Exercise task:
Arrange the lines starting with the one containing "bookmark-icon[interactable]: [432, 110, 456, 140]" and ending with the one containing "side-drawer-handle[interactable]: ›: [0, 1052, 34, 1182]", both included, as a Markdown table with the columns Row and Line. Number each row and leave out blank lines.

--- Begin Recorded information ---

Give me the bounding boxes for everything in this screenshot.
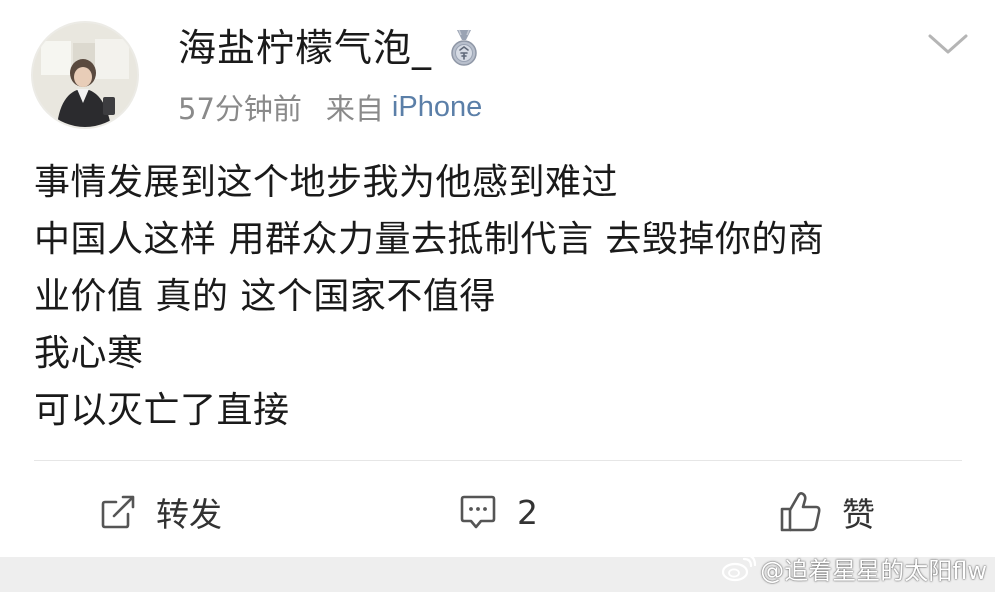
watermark-text: @追着星星的太阳flw [760, 556, 987, 585]
comment-count: 2 [517, 492, 538, 532]
avatar-image [33, 23, 137, 127]
weibo-post-card: 海盐柠檬气泡_ 57分钟前 来自 iPhone 事情发展到这个地步我为他感到难过… [0, 0, 995, 592]
like-label: 赞 [842, 495, 875, 534]
comment-button[interactable]: 2 [457, 484, 538, 540]
thumbs-up-icon [778, 490, 824, 534]
weibo-logo-icon [720, 553, 757, 583]
username[interactable]: 海盐柠檬气泡_ [178, 22, 432, 74]
source-label: 来自 [325, 92, 384, 126]
avatar[interactable] [33, 23, 137, 127]
medal-icon[interactable] [446, 28, 482, 68]
post-text-line: 中国人这样 用群众力量去抵制代言 去毁掉你的商 [34, 219, 825, 260]
repost-label: 转发 [156, 495, 222, 534]
post-text-line: 我心寒 [34, 333, 144, 374]
post-text-line: 业价值 真的 这个国家不值得 [34, 276, 496, 317]
post-time: 57分钟前 [178, 92, 302, 126]
comment-icon [457, 492, 499, 532]
post-text-line: 事情发展到这个地步我为他感到难过 [34, 162, 619, 203]
repost-button[interactable]: 转发 [98, 484, 222, 540]
post-content: 事情发展到这个地步我为他感到难过 中国人这样 用群众力量去抵制代言 去毁掉你的商… [34, 154, 954, 439]
post-text-line: 可以灭亡了直接 [34, 390, 290, 431]
divider [34, 460, 962, 461]
post-meta: 57分钟前 来自 iPhone [178, 86, 482, 128]
like-button[interactable]: 赞 [778, 484, 875, 540]
watermark: @追着星星的太阳flw [720, 548, 987, 588]
repost-icon [98, 492, 138, 532]
chevron-down-icon[interactable] [926, 30, 970, 58]
username-row: 海盐柠檬气泡_ [178, 22, 482, 74]
source-device-link[interactable]: iPhone [392, 91, 482, 124]
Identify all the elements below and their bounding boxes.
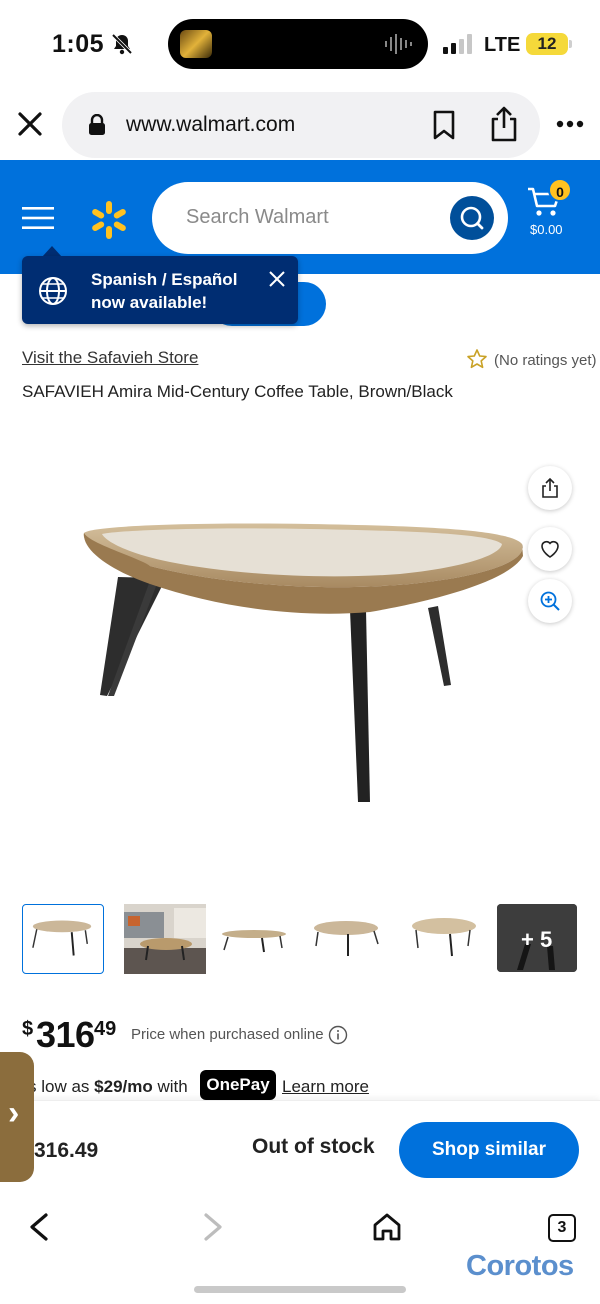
bookmark-icon[interactable]: [432, 110, 456, 140]
thumbnail-image: [124, 904, 206, 974]
thumbnail-1[interactable]: [22, 904, 104, 974]
browser-toolbar: www.walmart.com: [0, 86, 600, 160]
signal-icon: [443, 34, 472, 54]
tooltip-message: Spanish / Español now available!: [91, 270, 238, 312]
onepay-financing: s low as $29/mo with: [28, 1077, 188, 1097]
stock-status: Out of stock: [252, 1135, 375, 1158]
forward-icon[interactable]: [200, 1212, 226, 1242]
search-icon: [460, 206, 484, 230]
side-drawer-handle[interactable]: ›: [0, 1052, 34, 1182]
favorite-button[interactable]: [528, 527, 572, 571]
globe-icon: [39, 277, 67, 305]
battery-level: 12: [537, 34, 557, 53]
onepay-with: with: [157, 1077, 188, 1096]
lock-icon: [89, 114, 105, 135]
price-dollars: 316: [36, 1014, 95, 1055]
battery-tip: [569, 40, 572, 48]
bell-slash-icon: [111, 33, 133, 55]
thumbnail-5[interactable]: [404, 904, 486, 974]
home-icon[interactable]: [372, 1212, 402, 1242]
thumbnail-image: [314, 921, 379, 956]
status-bar: 1:05 LTE 12: [0, 0, 600, 86]
thumbnail-image: [412, 918, 476, 957]
price-cents: 49: [94, 1018, 117, 1040]
info-icon[interactable]: [328, 1025, 348, 1045]
onepay-amount: $29/mo: [94, 1077, 153, 1096]
more-images-count: + 5: [521, 927, 553, 952]
thumbnail-image: [222, 930, 286, 953]
watermark: Corotos: [466, 1250, 574, 1282]
close-icon[interactable]: [268, 270, 286, 288]
share-icon: [542, 477, 558, 498]
audio-wave-icon: [385, 34, 412, 54]
network-type: LTE: [484, 34, 521, 56]
chevron-right-icon: ›: [8, 1094, 20, 1132]
back-icon[interactable]: [26, 1212, 52, 1242]
share-product-button[interactable]: [528, 466, 572, 510]
share-icon[interactable]: [489, 106, 519, 142]
heart-icon: [541, 540, 559, 558]
price-note: Price when purchased online: [131, 1026, 324, 1043]
zoom-button[interactable]: [528, 579, 572, 623]
product-title: SAFAVIEH Amira Mid-Century Coffee Table,…: [22, 382, 453, 401]
battery-icon: 12: [526, 33, 568, 55]
now-playing-art-icon: [180, 30, 212, 58]
onepay-prefix: s low as: [28, 1077, 90, 1096]
price-currency: $: [22, 1018, 34, 1040]
purchase-bar: 316.49 Out of stock Shop similar: [0, 1100, 600, 1196]
shop-similar-button[interactable]: Shop similar: [399, 1122, 579, 1178]
more-icon[interactable]: [556, 120, 584, 128]
star-icon: [467, 349, 487, 369]
thumbnail-image: [32, 920, 92, 956]
cart-total[interactable]: $0.00: [530, 222, 563, 237]
dynamic-island: [168, 19, 428, 69]
status-time: 1:05: [52, 30, 105, 58]
address-bar[interactable]: www.walmart.com: [62, 92, 540, 158]
home-indicator: [194, 1286, 406, 1293]
tab-count-button[interactable]: 3: [548, 1214, 576, 1242]
onepay-logo: OnePay: [200, 1070, 276, 1100]
zoom-in-icon: [540, 591, 560, 611]
search-placeholder: Search Walmart: [186, 206, 329, 228]
url-text[interactable]: www.walmart.com: [126, 113, 295, 137]
close-icon[interactable]: [16, 110, 44, 138]
language-tooltip[interactable]: Spanish / Español now available!: [22, 256, 298, 324]
ratings-text: (No ratings yet): [494, 352, 597, 369]
cart-count-badge: 0: [548, 178, 572, 202]
search-button[interactable]: [450, 196, 494, 240]
bottom-price: 316.49: [34, 1139, 99, 1162]
product-image[interactable]: [70, 500, 540, 820]
search-input[interactable]: Search Walmart: [152, 182, 508, 254]
menu-icon[interactable]: [22, 206, 54, 230]
more-images-button[interactable]: + 5: [497, 904, 577, 972]
thumbnail-3[interactable]: [214, 904, 296, 974]
browser-nav-bar: 3 Corotos: [0, 1196, 600, 1304]
store-link[interactable]: Visit the Safavieh Store: [22, 348, 198, 368]
thumbnail-4[interactable]: [306, 904, 388, 974]
learn-more-link[interactable]: Learn more: [282, 1077, 369, 1097]
thumbnail-2[interactable]: [124, 904, 206, 974]
walmart-spark-logo-icon[interactable]: [89, 200, 129, 240]
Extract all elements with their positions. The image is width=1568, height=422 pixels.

--- End Recorded information ---

Solution to this task:
| Row | Line |
|---|---|
| 1 | bookmark-icon[interactable]: [432, 110, 456, 140] |
| 2 | thumbnail-image: [124, 904, 206, 974] |
| 3 | thumbnail-1[interactable]: [22, 904, 104, 974] |
| 4 | browser-toolbar: www.walmart.com: [0, 86, 600, 160] |
| 5 | signal-icon: [443, 34, 472, 54] |
| 6 | tooltip-message: Spanish / Español now available!: [91, 270, 238, 312] |
| 7 | onepay-financing: s low as $29/mo with: [28, 1077, 188, 1097] |
| 8 | stock-status: Out of stock: [252, 1135, 375, 1158] |
| 9 | forward-icon[interactable]: [200, 1212, 226, 1242] |
| 10 | search-icon: [460, 206, 484, 230] |
| 11 | side-drawer-handle[interactable]: ›: [0, 1052, 34, 1182] |